* _What to produce_:
Review the material line by line. Identify and copy every line that contains the string "were".

* _Data extract_:

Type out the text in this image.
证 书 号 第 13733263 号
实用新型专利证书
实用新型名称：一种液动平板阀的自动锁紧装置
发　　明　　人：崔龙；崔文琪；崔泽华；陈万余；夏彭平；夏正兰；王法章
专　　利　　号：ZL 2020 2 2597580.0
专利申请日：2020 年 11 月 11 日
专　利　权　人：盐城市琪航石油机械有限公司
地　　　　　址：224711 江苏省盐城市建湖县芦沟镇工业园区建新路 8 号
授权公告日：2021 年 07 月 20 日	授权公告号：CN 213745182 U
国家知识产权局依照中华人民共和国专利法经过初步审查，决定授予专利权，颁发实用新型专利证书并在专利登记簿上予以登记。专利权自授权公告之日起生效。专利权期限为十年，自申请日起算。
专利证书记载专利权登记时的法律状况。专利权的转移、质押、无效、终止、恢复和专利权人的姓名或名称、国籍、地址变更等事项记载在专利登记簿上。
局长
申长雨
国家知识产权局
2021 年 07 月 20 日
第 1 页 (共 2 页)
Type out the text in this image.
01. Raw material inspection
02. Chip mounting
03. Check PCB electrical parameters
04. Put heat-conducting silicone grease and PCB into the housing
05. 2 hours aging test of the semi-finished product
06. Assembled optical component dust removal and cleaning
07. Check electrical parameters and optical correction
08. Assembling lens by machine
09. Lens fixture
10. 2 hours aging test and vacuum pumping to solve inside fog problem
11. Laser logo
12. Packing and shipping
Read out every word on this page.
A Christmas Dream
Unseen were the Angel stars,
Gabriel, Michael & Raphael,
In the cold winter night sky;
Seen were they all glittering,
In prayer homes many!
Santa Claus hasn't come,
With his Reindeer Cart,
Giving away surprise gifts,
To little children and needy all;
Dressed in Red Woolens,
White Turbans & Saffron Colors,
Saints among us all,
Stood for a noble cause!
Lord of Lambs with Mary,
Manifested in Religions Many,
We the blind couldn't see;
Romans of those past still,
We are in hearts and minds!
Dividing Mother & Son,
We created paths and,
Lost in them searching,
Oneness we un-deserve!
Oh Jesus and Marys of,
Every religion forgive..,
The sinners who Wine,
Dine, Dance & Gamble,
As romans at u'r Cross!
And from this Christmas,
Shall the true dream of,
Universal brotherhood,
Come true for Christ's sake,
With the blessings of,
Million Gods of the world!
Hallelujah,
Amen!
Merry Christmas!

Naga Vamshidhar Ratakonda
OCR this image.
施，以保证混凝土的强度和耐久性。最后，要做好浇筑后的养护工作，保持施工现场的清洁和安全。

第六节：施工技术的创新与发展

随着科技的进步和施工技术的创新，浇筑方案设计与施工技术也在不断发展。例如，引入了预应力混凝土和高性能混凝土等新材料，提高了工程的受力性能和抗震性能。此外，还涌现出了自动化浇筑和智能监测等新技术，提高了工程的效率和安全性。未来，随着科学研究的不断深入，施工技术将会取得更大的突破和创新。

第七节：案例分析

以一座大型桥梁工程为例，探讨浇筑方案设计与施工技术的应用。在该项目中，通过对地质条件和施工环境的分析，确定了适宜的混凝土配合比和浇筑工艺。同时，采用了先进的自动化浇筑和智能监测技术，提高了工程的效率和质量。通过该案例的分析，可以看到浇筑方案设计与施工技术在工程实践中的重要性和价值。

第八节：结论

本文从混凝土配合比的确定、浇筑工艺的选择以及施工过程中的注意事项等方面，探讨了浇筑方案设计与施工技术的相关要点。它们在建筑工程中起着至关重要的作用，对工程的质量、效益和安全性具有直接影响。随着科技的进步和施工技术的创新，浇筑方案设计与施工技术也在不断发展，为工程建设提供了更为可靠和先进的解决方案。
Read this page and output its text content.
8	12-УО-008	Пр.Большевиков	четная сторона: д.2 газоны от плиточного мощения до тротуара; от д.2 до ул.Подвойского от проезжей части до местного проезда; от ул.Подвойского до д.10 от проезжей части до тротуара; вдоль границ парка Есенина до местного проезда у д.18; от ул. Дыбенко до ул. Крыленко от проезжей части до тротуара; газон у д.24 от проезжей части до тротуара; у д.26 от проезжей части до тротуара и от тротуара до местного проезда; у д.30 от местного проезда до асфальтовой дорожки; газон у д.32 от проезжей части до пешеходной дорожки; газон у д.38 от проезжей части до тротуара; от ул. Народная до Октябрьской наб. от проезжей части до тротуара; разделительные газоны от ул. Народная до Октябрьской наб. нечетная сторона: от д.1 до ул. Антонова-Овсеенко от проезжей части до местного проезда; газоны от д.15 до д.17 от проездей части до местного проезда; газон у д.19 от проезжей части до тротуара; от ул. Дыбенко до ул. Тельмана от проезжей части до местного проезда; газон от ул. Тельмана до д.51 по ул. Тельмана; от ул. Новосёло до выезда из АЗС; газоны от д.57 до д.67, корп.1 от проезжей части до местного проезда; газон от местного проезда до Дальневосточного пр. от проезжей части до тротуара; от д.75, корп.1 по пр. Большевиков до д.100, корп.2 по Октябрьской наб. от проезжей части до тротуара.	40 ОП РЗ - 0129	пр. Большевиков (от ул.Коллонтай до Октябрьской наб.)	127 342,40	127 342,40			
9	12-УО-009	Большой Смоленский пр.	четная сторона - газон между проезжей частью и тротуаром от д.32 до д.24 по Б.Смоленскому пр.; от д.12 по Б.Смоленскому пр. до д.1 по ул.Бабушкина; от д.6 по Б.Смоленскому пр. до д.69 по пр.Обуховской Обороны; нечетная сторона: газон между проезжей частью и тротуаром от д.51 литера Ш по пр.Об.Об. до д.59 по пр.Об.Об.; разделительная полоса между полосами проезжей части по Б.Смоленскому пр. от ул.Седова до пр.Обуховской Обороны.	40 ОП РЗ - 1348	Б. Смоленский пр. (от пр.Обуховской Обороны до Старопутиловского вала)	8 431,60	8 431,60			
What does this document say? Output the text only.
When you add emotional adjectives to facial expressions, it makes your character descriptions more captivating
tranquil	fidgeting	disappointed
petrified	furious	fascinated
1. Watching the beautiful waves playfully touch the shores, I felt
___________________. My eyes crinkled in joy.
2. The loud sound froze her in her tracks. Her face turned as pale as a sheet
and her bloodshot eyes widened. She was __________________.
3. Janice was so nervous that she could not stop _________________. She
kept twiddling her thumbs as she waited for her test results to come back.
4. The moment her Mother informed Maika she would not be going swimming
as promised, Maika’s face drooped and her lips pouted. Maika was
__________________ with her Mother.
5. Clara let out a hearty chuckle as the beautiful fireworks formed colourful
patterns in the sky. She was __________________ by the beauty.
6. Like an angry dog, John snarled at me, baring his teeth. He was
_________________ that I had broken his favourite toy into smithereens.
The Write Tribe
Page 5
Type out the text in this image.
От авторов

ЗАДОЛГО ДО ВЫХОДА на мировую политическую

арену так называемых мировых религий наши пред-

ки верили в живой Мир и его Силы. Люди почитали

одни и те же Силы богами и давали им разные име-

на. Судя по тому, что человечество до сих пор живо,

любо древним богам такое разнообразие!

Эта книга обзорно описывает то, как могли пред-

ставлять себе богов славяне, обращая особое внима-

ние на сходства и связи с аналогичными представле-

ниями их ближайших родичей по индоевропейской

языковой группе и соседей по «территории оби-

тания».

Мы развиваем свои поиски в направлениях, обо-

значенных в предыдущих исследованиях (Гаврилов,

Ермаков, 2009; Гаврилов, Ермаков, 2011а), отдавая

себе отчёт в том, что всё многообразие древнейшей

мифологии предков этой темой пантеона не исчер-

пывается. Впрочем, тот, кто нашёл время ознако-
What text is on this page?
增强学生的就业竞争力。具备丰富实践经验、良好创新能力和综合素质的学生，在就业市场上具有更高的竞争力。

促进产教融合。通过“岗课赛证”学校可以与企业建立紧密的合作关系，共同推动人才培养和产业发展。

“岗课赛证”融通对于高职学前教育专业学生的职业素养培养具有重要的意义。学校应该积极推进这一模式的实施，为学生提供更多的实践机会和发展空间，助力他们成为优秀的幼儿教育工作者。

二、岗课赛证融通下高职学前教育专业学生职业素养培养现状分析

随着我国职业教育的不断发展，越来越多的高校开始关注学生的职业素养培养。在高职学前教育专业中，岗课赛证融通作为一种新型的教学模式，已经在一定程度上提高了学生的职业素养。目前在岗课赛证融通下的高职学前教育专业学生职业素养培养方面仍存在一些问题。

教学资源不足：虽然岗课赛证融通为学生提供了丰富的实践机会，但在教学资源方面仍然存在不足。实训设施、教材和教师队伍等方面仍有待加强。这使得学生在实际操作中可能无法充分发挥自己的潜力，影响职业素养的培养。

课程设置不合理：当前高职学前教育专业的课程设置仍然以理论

* _Solution for this task_:
Unseen were the Angel stars,
Seen were they all glittering,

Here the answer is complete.